THE EXERCISE =
Below is a set of records; print all of them exactly as written.

Stored data entries
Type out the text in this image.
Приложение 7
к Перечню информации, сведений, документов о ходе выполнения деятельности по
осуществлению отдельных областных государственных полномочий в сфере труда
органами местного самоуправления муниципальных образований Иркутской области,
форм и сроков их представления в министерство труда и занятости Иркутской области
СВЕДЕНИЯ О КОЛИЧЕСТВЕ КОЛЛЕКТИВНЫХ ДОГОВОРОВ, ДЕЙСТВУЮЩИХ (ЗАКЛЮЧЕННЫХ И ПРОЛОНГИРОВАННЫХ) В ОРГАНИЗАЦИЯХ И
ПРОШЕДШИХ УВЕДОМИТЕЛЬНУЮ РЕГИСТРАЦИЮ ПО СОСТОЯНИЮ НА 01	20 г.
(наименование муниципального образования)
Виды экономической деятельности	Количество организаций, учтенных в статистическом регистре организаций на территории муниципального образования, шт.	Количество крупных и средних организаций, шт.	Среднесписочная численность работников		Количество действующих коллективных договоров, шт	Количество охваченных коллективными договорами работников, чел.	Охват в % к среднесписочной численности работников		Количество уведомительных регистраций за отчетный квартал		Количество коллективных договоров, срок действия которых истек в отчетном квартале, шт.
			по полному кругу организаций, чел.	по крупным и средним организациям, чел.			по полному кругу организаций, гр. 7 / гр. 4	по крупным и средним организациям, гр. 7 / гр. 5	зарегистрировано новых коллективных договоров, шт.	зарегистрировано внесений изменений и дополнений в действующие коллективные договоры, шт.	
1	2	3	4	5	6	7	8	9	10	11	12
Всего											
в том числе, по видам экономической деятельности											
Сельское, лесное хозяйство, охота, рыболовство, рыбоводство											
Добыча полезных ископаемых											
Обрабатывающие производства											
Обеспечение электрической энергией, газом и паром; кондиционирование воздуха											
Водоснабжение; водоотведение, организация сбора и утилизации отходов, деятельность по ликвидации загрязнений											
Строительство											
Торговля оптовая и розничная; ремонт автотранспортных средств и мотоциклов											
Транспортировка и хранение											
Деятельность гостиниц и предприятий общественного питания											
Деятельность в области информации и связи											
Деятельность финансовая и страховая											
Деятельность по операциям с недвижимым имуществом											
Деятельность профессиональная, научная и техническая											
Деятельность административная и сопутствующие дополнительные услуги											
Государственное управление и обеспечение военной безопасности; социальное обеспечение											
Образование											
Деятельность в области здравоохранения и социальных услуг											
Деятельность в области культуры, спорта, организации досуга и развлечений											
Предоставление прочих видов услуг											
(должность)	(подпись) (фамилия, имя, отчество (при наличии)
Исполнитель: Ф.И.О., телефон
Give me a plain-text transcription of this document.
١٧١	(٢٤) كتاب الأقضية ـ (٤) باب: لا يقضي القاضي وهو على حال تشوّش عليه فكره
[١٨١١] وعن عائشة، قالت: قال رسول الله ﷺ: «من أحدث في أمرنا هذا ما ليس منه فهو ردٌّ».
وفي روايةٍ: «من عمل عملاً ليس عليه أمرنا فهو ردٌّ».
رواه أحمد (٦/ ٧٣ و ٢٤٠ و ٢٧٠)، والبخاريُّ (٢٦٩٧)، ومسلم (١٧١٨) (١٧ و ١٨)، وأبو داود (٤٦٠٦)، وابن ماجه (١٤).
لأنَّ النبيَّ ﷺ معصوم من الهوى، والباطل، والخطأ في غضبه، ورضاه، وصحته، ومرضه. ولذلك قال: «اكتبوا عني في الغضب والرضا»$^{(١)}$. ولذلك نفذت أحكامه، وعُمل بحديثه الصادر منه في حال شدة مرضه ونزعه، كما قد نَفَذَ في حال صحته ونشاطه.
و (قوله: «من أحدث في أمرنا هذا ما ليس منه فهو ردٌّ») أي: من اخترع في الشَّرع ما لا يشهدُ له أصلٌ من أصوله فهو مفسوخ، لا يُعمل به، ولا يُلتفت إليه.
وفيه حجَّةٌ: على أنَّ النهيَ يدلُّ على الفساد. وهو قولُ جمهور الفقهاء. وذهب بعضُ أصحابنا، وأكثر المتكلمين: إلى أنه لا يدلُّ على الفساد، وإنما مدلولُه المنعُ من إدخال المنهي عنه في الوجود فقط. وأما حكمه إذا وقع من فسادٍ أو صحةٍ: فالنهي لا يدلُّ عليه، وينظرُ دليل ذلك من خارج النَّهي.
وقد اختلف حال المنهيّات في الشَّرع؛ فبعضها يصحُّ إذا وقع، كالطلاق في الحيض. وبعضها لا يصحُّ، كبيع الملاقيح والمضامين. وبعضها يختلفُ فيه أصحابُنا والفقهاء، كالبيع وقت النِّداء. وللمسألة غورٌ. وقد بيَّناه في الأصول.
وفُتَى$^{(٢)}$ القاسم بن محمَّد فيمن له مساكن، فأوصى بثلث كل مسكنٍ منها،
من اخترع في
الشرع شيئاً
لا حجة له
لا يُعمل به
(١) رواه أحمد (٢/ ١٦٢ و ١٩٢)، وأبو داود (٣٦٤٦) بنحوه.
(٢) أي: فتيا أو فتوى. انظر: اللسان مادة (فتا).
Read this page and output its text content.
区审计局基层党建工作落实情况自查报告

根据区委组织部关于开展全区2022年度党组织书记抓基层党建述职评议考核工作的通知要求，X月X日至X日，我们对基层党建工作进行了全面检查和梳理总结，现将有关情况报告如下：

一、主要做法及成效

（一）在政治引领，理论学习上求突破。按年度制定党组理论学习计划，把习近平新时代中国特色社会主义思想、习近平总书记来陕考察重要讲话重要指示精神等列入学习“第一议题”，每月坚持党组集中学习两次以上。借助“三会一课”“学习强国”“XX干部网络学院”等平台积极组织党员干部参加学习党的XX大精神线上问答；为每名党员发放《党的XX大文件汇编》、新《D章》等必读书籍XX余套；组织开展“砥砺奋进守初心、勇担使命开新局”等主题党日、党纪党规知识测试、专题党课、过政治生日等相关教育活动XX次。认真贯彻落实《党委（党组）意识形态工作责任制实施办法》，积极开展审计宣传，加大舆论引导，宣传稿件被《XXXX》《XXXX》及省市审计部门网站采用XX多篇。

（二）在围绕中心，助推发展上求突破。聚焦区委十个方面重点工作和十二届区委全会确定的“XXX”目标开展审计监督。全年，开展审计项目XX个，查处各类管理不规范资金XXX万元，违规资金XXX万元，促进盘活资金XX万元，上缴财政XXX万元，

SOLUTION TO THIS PROBLEM =
Type out the text in this image.
Приложение 7
к Перечню информации, сведений, документов о ходе выполнения деятельности по
осуществлению отдельных областных государственных полномочий в сфере труда
органами местного самоуправления муниципальных образований Иркутской области,
форм и сроков их представления в министерство труда и занятости Иркутской области
СВЕДЕНИЯ О КОЛИЧЕСТВЕ КОЛЛЕКТИВНЫХ ДОГОВОРОВ, ДЕЙСТВУЮЩИХ (ЗАКЛЮЧЕННЫХ И ПРОЛОНГИРОВАННЫХ) В ОРГАНИЗАЦИЯХ И
ПРОШЕДШИХ УВЕДОМИТЕЛЬНУЮ РЕГИСТРАЦИЮ ПО СОСТОЯНИЮ НА 01	20 г.
(наименование муниципального образования)
Виды экономической деятельности	Количество организаций, учтенных в статистическом регистре организаций на территории муниципального образования, шт.	Количество крупных и средних организаций, шт.	Среднесписочная численность работников		Количество действующих коллективных договоров, шт	Количество охваченных коллективными договорами работников, чел.	Охват в % к среднесписочной численности работников		Количество уведомительных регистраций за отчетный квартал		Количество коллективных договоров, срок действия которых истек в отчетном квартале, шт.
			по полному кругу организаций, чел.	по крупным и средним организациям, чел.			по полному кругу организаций, гр. 7 / гр. 4	по крупным и средним организациям, гр. 7 / гр. 5	зарегистрировано новых коллективных договоров, шт.	зарегистрировано внесений изменений и дополнений в действующие коллективные договоры, шт.	
1	2	3	4	5	6	7	8	9	10	11	12
Всего											
в том числе, по видам экономической деятельности											
Сельское, лесное хозяйство, охота, рыболовство, рыбоводство											
Добыча полезных ископаемых											
Обрабатывающие производства											
Обеспечение электрической энергией, газом и паром; кондиционирование воздуха											
Водоснабжение; водоотведение, организация сбора и утилизации отходов, деятельность по ликвидации загрязнений											
Строительство											
Торговля оптовая и розничная; ремонт автотранспортных средств и мотоциклов											
Транспортировка и хранение											
Деятельность гостиниц и предприятий общественного питания											
Деятельность в области информации и связи											
Деятельность финансовая и страховая											
Деятельность по операциям с недвижимым имуществом											
Деятельность профессиональная, научная и техническая											
Деятельность административная и сопутствующие дополнительные услуги											
Государственное управление и обеспечение военной безопасности; социальное обеспечение											
Образование											
Деятельность в области здравоохранения и социальных услуг											
Деятельность в области культуры, спорта, организации досуга и развлечений											
Предоставление прочих видов услуг											
(должность)	(подпись) (фамилия, имя, отчество (при наличии)
Исполнитель: Ф.И.О., телефон
Give me a plain-text transcription of this document.
١٧١	(٢٤) كتاب الأقضية ـ (٤) باب: لا يقضي القاضي وهو على حال تشوّش عليه فكره
[١٨١١] وعن عائشة، قالت: قال رسول الله ﷺ: «من أحدث في أمرنا هذا ما ليس منه فهو ردٌّ».
وفي روايةٍ: «من عمل عملاً ليس عليه أمرنا فهو ردٌّ».
رواه أحمد (٦/ ٧٣ و ٢٤٠ و ٢٧٠)، والبخاريُّ (٢٦٩٧)، ومسلم (١٧١٨) (١٧ و ١٨)، وأبو داود (٤٦٠٦)، وابن ماجه (١٤).
لأنَّ النبيَّ ﷺ معصوم من الهوى، والباطل، والخطأ في غضبه، ورضاه، وصحته، ومرضه. ولذلك قال: «اكتبوا عني في الغضب والرضا»$^{(١)}$. ولذلك نفذت أحكامه، وعُمل بحديثه الصادر منه في حال شدة مرضه ونزعه، كما قد نَفَذَ في حال صحته ونشاطه.
و (قوله: «من أحدث في أمرنا هذا ما ليس منه فهو ردٌّ») أي: من اخترع في الشَّرع ما لا يشهدُ له أصلٌ من أصوله فهو مفسوخ، لا يُعمل به، ولا يُلتفت إليه.
وفيه حجَّةٌ: على أنَّ النهيَ يدلُّ على الفساد. وهو قولُ جمهور الفقهاء. وذهب بعضُ أصحابنا، وأكثر المتكلمين: إلى أنه لا يدلُّ على الفساد، وإنما مدلولُه المنعُ من إدخال المنهي عنه في الوجود فقط. وأما حكمه إذا وقع من فسادٍ أو صحةٍ: فالنهي لا يدلُّ عليه، وينظرُ دليل ذلك من خارج النَّهي.
وقد اختلف حال المنهيّات في الشَّرع؛ فبعضها يصحُّ إذا وقع، كالطلاق في الحيض. وبعضها لا يصحُّ، كبيع الملاقيح والمضامين. وبعضها يختلفُ فيه أصحابُنا والفقهاء، كالبيع وقت النِّداء. وللمسألة غورٌ. وقد بيَّناه في الأصول.
وفُتَى$^{(٢)}$ القاسم بن محمَّد فيمن له مساكن، فأوصى بثلث كل مسكنٍ منها،
من اخترع في
الشرع شيئاً
لا حجة له
لا يُعمل به
(١) رواه أحمد (٢/ ١٦٢ و ١٩٢)، وأبو داود (٣٦٤٦) بنحوه.
(٢) أي: فتيا أو فتوى. انظر: اللسان مادة (فتا).
Read this page and output its text content.
区审计局基层党建工作落实情况自查报告

根据区委组织部关于开展全区2022年度党组织书记抓基层党建述职评议考核工作的通知要求，X月X日至X日，我们对基层党建工作进行了全面检查和梳理总结，现将有关情况报告如下：

一、主要做法及成效

（一）在政治引领，理论学习上求突破。按年度制定党组理论学习计划，把习近平新时代中国特色社会主义思想、习近平总书记来陕考察重要讲话重要指示精神等列入学习“第一议题”，每月坚持党组集中学习两次以上。借助“三会一课”“学习强国”“XX干部网络学院”等平台积极组织党员干部参加学习党的XX大精神线上问答；为每名党员发放《党的XX大文件汇编》、新《D章》等必读书籍XX余套；组织开展“砥砺奋进守初心、勇担使命开新局”等主题党日、党纪党规知识测试、专题党课、过政治生日等相关教育活动XX次。认真贯彻落实《党委（党组）意识形态工作责任制实施办法》，积极开展审计宣传，加大舆论引导，宣传稿件被《XXXX》《XXXX》及省市审计部门网站采用XX多篇。

（二）在围绕中心，助推发展上求突破。聚焦区委十个方面重点工作和十二届区委全会确定的“XXX”目标开展审计监督。全年，开展审计项目XX个，查处各类管理不规范资金XXX万元，违规资金XXX万元，促进盘活资金XX万元，上缴财政XXX万元，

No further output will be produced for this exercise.